**PROBLEM DESCRIPTION**
Extract every line of the material that holds the string "งเทพฯ".

[begin DATASET RECORDS]

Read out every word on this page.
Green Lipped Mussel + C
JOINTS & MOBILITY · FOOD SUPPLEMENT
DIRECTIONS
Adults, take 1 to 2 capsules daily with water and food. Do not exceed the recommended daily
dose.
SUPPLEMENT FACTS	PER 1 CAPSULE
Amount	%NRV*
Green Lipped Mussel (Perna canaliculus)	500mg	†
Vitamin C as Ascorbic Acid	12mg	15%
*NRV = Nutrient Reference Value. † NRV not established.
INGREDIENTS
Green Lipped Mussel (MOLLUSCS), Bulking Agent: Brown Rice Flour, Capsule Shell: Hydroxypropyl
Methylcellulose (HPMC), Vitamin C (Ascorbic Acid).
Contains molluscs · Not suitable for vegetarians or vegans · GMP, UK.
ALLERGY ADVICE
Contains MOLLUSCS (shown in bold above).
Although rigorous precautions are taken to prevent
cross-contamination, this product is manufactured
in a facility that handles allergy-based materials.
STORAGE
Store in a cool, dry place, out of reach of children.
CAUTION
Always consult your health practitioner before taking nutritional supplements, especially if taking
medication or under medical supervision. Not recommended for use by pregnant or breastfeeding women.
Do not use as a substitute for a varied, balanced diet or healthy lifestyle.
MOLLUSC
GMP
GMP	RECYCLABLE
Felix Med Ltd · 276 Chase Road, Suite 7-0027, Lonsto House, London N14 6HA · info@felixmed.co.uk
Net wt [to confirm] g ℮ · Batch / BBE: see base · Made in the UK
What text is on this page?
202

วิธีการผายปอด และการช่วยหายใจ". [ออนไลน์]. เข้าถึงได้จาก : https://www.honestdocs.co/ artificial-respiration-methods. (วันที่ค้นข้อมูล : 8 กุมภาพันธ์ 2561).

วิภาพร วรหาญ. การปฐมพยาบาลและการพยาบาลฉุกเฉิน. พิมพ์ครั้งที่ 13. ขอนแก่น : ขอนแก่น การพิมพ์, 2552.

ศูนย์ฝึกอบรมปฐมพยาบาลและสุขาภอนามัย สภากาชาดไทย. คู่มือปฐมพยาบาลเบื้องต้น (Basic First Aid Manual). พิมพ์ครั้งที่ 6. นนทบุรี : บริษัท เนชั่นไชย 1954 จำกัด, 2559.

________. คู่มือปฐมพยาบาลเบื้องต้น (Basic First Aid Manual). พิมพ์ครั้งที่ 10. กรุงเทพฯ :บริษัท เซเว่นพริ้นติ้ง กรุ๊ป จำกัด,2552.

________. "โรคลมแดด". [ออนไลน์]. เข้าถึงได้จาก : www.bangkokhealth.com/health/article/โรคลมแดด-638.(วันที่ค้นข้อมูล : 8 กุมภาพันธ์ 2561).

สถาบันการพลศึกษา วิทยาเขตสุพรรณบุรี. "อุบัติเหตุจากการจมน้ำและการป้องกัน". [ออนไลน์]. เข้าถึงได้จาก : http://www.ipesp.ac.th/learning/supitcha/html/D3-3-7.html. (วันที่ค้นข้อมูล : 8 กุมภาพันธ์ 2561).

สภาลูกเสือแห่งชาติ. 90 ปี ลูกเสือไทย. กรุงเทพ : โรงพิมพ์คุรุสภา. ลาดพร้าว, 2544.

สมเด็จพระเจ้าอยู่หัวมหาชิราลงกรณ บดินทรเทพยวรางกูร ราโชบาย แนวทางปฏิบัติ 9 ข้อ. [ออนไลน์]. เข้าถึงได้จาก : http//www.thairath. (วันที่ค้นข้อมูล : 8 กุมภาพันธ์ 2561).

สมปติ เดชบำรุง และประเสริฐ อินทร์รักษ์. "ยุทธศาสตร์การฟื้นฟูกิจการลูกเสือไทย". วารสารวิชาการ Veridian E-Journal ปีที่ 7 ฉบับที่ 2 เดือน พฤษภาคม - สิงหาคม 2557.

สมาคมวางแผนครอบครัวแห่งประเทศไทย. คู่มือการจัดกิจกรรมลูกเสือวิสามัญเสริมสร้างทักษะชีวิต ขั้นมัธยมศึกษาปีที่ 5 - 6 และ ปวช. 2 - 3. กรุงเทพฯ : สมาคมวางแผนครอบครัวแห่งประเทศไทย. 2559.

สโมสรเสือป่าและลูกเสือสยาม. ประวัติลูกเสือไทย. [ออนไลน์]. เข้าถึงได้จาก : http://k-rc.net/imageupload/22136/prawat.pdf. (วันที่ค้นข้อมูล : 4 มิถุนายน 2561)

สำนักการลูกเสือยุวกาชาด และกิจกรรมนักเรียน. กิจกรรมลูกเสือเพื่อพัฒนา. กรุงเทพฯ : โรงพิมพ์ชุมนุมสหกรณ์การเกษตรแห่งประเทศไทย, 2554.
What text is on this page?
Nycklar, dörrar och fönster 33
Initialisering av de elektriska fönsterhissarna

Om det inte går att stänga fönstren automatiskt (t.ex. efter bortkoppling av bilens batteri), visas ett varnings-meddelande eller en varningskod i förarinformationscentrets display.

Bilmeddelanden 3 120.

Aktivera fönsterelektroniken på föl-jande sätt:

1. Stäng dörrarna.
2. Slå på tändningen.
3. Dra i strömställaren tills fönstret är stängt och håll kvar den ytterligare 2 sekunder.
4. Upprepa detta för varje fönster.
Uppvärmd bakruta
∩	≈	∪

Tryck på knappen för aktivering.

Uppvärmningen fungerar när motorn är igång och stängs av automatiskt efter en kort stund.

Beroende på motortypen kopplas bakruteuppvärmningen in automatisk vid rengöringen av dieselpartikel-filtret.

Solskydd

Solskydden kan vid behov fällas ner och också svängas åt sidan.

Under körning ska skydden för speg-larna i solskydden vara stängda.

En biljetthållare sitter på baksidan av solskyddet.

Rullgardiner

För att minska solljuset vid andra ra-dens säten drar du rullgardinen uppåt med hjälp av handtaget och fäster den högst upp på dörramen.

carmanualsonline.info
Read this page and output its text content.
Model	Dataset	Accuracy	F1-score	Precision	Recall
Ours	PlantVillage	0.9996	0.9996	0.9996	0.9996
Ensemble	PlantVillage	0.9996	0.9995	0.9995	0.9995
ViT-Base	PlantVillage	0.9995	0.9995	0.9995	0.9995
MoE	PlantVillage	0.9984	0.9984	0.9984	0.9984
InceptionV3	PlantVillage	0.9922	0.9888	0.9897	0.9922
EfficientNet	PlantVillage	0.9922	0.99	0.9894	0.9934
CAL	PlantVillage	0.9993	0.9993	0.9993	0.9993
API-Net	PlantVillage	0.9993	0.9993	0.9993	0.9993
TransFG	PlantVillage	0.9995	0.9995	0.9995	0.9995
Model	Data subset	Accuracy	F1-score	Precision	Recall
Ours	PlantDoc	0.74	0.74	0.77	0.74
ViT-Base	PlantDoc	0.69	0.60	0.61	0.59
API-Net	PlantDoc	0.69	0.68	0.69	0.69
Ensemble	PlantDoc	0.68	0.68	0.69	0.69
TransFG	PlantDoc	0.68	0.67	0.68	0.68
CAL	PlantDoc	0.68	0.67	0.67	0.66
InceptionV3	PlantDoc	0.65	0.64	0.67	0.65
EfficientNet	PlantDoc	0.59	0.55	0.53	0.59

[end DATASET RECORDS]

**COMPLETED EXERCISE**
________. คู่มือปฐมพยาบาลเบื้องต้น (Basic First Aid Manual). พิมพ์ครั้งที่ 10. กรุงเทพฯ :บริษัท เซเว่นพริ้นติ้ง กรุ๊ป จำกัด,2552.
สมาคมวางแผนครอบครัวแห่งประเทศไทย. คู่มือการจัดกิจกรรมลูกเสือวิสามัญเสริมสร้างทักษะชีวิต ขั้นมัธยมศึกษาปีที่ 5 - 6 และ ปวช. 2 - 3. กรุงเทพฯ : สมาคมวางแผนครอบครัวแห่งประเทศไทย. 2559.
สำนักการลูกเสือยุวกาชาด และกิจกรรมนักเรียน. กิจกรรมลูกเสือเพื่อพัฒนา. กรุงเทพฯ : โรงพิมพ์ชุมนุมสหกรณ์การเกษตรแห่งประเทศไทย, 2554.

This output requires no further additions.